Dataset items.
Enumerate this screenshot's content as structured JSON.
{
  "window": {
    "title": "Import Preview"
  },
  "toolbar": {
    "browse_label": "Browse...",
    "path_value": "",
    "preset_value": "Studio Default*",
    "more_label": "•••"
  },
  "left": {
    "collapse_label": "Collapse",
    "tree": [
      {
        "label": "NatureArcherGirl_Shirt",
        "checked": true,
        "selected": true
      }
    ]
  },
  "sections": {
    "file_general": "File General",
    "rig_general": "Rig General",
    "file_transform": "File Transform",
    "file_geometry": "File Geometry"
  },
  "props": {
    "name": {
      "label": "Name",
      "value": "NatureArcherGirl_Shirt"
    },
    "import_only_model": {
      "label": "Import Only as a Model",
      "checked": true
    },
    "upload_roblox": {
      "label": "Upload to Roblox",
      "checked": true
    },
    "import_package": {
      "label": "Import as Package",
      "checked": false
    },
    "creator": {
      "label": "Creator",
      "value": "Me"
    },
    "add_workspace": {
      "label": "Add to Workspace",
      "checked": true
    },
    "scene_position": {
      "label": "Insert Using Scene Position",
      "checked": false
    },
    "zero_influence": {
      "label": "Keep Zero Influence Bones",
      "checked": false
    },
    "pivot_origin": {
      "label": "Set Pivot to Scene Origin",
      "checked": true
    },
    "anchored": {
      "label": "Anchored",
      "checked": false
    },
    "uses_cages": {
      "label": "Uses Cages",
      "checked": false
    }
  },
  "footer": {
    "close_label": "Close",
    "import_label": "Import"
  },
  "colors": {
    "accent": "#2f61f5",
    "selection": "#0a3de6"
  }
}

--

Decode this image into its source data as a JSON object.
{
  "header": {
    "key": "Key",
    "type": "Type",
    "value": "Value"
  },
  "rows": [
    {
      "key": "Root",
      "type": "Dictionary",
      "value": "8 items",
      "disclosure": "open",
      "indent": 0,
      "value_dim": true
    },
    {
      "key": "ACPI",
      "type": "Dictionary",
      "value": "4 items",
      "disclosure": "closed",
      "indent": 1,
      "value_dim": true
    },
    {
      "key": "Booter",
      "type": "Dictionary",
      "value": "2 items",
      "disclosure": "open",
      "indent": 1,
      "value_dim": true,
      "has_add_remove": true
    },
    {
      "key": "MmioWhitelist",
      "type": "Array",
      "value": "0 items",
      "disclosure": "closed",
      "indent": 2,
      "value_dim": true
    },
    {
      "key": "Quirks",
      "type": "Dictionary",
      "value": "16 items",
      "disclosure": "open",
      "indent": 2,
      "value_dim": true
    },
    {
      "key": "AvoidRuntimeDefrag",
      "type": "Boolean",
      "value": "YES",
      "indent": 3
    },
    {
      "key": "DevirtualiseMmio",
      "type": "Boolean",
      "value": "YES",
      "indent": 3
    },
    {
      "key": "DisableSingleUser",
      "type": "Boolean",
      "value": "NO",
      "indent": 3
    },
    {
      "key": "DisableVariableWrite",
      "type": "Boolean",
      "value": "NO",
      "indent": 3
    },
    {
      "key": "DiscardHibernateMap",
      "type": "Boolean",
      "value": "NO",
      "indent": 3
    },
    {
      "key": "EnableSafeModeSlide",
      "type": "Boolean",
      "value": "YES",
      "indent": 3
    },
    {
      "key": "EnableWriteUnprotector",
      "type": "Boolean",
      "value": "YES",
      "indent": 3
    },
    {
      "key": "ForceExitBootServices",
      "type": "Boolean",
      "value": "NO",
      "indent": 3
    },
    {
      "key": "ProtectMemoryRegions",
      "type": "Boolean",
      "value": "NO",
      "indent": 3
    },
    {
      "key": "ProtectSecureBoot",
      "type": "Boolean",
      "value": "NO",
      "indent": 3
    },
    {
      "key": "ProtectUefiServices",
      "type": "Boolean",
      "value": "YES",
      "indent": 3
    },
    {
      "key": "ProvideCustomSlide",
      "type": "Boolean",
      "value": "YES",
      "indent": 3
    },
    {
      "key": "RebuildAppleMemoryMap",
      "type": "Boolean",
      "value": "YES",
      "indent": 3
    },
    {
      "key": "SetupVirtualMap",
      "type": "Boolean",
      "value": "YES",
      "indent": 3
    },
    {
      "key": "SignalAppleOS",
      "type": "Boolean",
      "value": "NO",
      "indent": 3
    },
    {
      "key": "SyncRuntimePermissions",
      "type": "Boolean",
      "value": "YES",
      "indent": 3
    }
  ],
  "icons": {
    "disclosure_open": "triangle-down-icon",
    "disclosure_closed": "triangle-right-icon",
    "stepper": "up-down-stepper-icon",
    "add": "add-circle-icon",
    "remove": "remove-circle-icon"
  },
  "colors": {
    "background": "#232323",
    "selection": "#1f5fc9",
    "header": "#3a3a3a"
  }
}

STATED GOAL. Using the records above, say how many lines include the string "JSON". Only the number is wanted.

ANSWER TO THE EXERCISE. 2